— Start of TASK INPUT —

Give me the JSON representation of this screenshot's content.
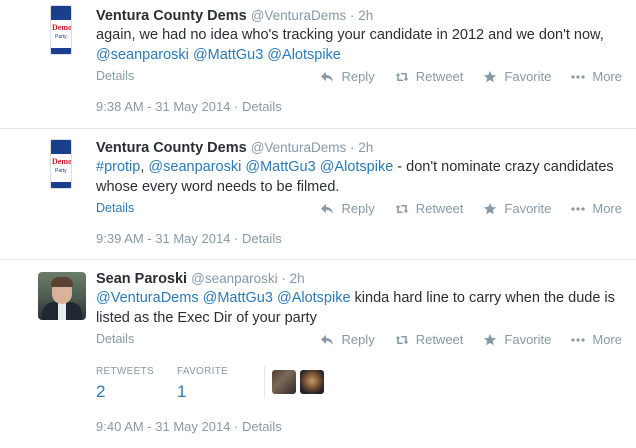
{
  "tweets": [
    {
      "fullname": "Ventura County Dems",
      "handle": "@VenturaDems",
      "sep": " · ",
      "time": "2h",
      "avatar_lines": [
        "Ventura Co.",
        "Democ",
        "Party"
      ],
      "text": [
        {
          "t": "again, we had no idea who's tracking your candidate in 2012 and we don't now, ",
          "link": false
        },
        {
          "t": "@seanparoski",
          "link": true
        },
        {
          "t": " ",
          "link": false
        },
        {
          "t": "@MattGu3",
          "link": true
        },
        {
          "t": " ",
          "link": false
        },
        {
          "t": "@Alotspike",
          "link": true
        }
      ],
      "details_label": "Details",
      "stamp": "9:38 AM - 31 May 2014 · Details"
    },
    {
      "fullname": "Ventura County Dems",
      "handle": "@VenturaDems",
      "sep": " · ",
      "time": "2h",
      "avatar_lines": [
        "Ventura Co.",
        "Democ",
        "Party"
      ],
      "text": [
        {
          "t": "#protip",
          "link": true
        },
        {
          "t": ", ",
          "link": false
        },
        {
          "t": "@seanparoski",
          "link": true
        },
        {
          "t": " ",
          "link": false
        },
        {
          "t": "@MattGu3",
          "link": true
        },
        {
          "t": " ",
          "link": false
        },
        {
          "t": "@Alotspike",
          "link": true
        },
        {
          "t": " - don't nominate crazy candidates whose every word needs to be filmed.",
          "link": false
        }
      ],
      "details_label": "Details",
      "stamp": "9:39 AM - 31 May 2014 · Details"
    },
    {
      "fullname": "Sean Paroski",
      "handle": "@seanparoski",
      "sep": " · ",
      "time": "2h",
      "text": [
        {
          "t": "@VenturaDems",
          "link": true
        },
        {
          "t": " ",
          "link": false
        },
        {
          "t": "@MattGu3",
          "link": true
        },
        {
          "t": " ",
          "link": false
        },
        {
          "t": "@Alotspike",
          "link": true
        },
        {
          "t": " kinda hard line to carry when the dude is listed as the Exec Dir of your party",
          "link": false
        }
      ],
      "details_label": "Details",
      "stamp": "9:40 AM - 31 May 2014 · Details",
      "stats": {
        "retweets_label": "RETWEETS",
        "retweets": "2",
        "favorites_label": "FAVORITE",
        "favorites": "1"
      }
    }
  ],
  "actions": {
    "reply": "Reply",
    "retweet": "Retweet",
    "favorite": "Favorite",
    "more": "More"
  },
  "icons": [
    "reply-icon",
    "retweet-icon",
    "favorite-star-icon",
    "more-dots-icon"
  ],
  "colors": {
    "link": "#2b7bb9",
    "muted": "#8899a6",
    "text": "#292f33",
    "divider": "#e1e8ed"
  }
}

— End of TASK INPUT —

▶ STATED EXERCISE: Repeat all the data as it stands, dropping any images it holds.

▶ IN RESPONSE:
Give me the JSON representation of this screenshot's content.
{
  "tweets": [
    {
      "fullname": "Ventura County Dems",
      "handle": "@VenturaDems",
      "sep": " · ",
      "time": "2h",
      "avatar_lines": [
        "Ventura Co.",
        "Democ",
        "Party"
      ],
      "text": [
        {
          "t": "again, we had no idea who's tracking your candidate in 2012 and we don't now, ",
          "link": false
        },
        {
          "t": "@seanparoski",
          "link": true
        },
        {
          "t": " ",
          "link": false
        },
        {
          "t": "@MattGu3",
          "link": true
        },
        {
          "t": " ",
          "link": false
        },
        {
          "t": "@Alotspike",
          "link": true
        }
      ],
      "details_label": "Details",
      "stamp": "9:38 AM - 31 May 2014 · Details"
    },
    {
      "fullname": "Ventura County Dems",
      "handle": "@VenturaDems",
      "sep": " · ",
      "time": "2h",
      "avatar_lines": [
        "Ventura Co.",
        "Democ",
        "Party"
      ],
      "text": [
        {
          "t": "#protip",
          "link": true
        },
        {
          "t": ", ",
          "link": false
        },
        {
          "t": "@seanparoski",
          "link": true
        },
        {
          "t": " ",
          "link": false
        },
        {
          "t": "@MattGu3",
          "link": true
        },
        {
          "t": " ",
          "link": false
        },
        {
          "t": "@Alotspike",
          "link": true
        },
        {
          "t": " - don't nominate crazy candidates whose every word needs to be filmed.",
          "link": false
        }
      ],
      "details_label": "Details",
      "stamp": "9:39 AM - 31 May 2014 · Details"
    },
    {
      "fullname": "Sean Paroski",
      "handle": "@seanparoski",
      "sep": " · ",
      "time": "2h",
      "text": [
        {
          "t": "@VenturaDems",
          "link": true
        },
        {
          "t": " ",
          "link": false
        },
        {
          "t": "@MattGu3",
          "link": true
        },
        {
          "t": " ",
          "link": false
        },
        {
          "t": "@Alotspike",
          "link": true
        },
        {
          "t": " kinda hard line to carry when the dude is listed as the Exec Dir of your party",
          "link": false
        }
      ],
      "details_label": "Details",
      "stamp": "9:40 AM - 31 May 2014 · Details",
      "stats": {
        "retweets_label": "RETWEETS",
        "retweets": "2",
        "favorites_label": "FAVORITE",
        "favorites": "1"
      }
    }
  ],
  "actions": {
    "reply": "Reply",
    "retweet": "Retweet",
    "favorite": "Favorite",
    "more": "More"
  },
  "icons": [
    "reply-icon",
    "retweet-icon",
    "favorite-star-icon",
    "more-dots-icon"
  ],
  "colors": {
    "link": "#2b7bb9",
    "muted": "#8899a6",
    "text": "#292f33",
    "divider": "#e1e8ed"
  }
}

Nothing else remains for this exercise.